------ Exercise data

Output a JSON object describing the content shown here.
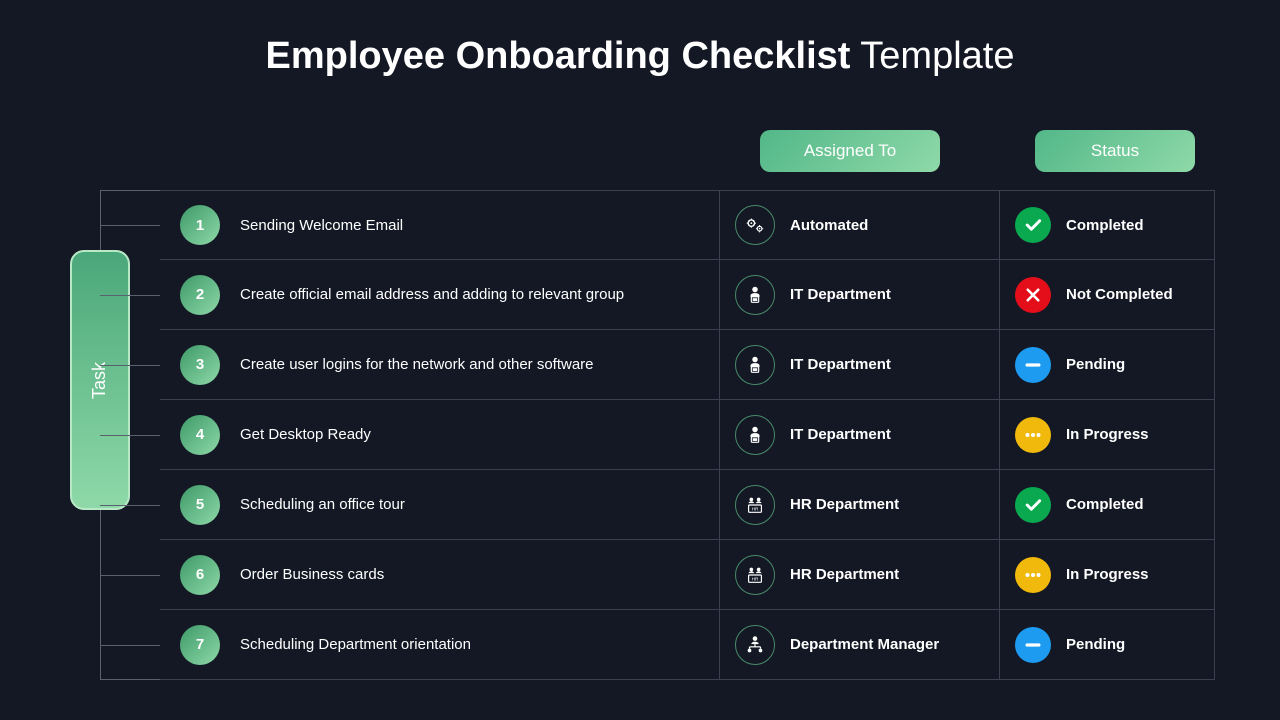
{
  "title_bold": "Employee Onboarding Checklist",
  "title_light": " Template",
  "headers": {
    "assigned": "Assigned To",
    "status": "Status"
  },
  "task_label": "Task",
  "rows": [
    {
      "num": "1",
      "task": "Sending Welcome Email",
      "assigned": "Automated",
      "assigned_icon": "gears",
      "status": "Completed",
      "status_type": "completed"
    },
    {
      "num": "2",
      "task": "Create official email address and adding to relevant group",
      "assigned": "IT Department",
      "assigned_icon": "it",
      "status": "Not Completed",
      "status_type": "notcompleted"
    },
    {
      "num": "3",
      "task": "Create user logins for the network and other software",
      "assigned": "IT Department",
      "assigned_icon": "it",
      "status": "Pending",
      "status_type": "pending"
    },
    {
      "num": "4",
      "task": "Get Desktop Ready",
      "assigned": "IT Department",
      "assigned_icon": "it",
      "status": "In Progress",
      "status_type": "inprogress"
    },
    {
      "num": "5",
      "task": "Scheduling an office tour",
      "assigned": "HR Department",
      "assigned_icon": "hr",
      "status": "Completed",
      "status_type": "completed"
    },
    {
      "num": "6",
      "task": "Order Business cards",
      "assigned": "HR Department",
      "assigned_icon": "hr",
      "status": "In Progress",
      "status_type": "inprogress"
    },
    {
      "num": "7",
      "task": "Scheduling Department orientation",
      "assigned": "Department Manager",
      "assigned_icon": "manager",
      "status": "Pending",
      "status_type": "pending"
    }
  ]
}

------------

| The task |
Drop the images and repeat the data exactly.

| Output of the exercise |
Output a JSON object describing the content shown here.
{
  "title_bold": "Employee Onboarding Checklist",
  "title_light": " Template",
  "headers": {
    "assigned": "Assigned To",
    "status": "Status"
  },
  "task_label": "Task",
  "rows": [
    {
      "num": "1",
      "task": "Sending Welcome Email",
      "assigned": "Automated",
      "assigned_icon": "gears",
      "status": "Completed",
      "status_type": "completed"
    },
    {
      "num": "2",
      "task": "Create official email address and adding to relevant group",
      "assigned": "IT Department",
      "assigned_icon": "it",
      "status": "Not Completed",
      "status_type": "notcompleted"
    },
    {
      "num": "3",
      "task": "Create user logins for the network and other software",
      "assigned": "IT Department",
      "assigned_icon": "it",
      "status": "Pending",
      "status_type": "pending"
    },
    {
      "num": "4",
      "task": "Get Desktop Ready",
      "assigned": "IT Department",
      "assigned_icon": "it",
      "status": "In Progress",
      "status_type": "inprogress"
    },
    {
      "num": "5",
      "task": "Scheduling an office tour",
      "assigned": "HR Department",
      "assigned_icon": "hr",
      "status": "Completed",
      "status_type": "completed"
    },
    {
      "num": "6",
      "task": "Order Business cards",
      "assigned": "HR Department",
      "assigned_icon": "hr",
      "status": "In Progress",
      "status_type": "inprogress"
    },
    {
      "num": "7",
      "task": "Scheduling Department orientation",
      "assigned": "Department Manager",
      "assigned_icon": "manager",
      "status": "Pending",
      "status_type": "pending"
    }
  ]
}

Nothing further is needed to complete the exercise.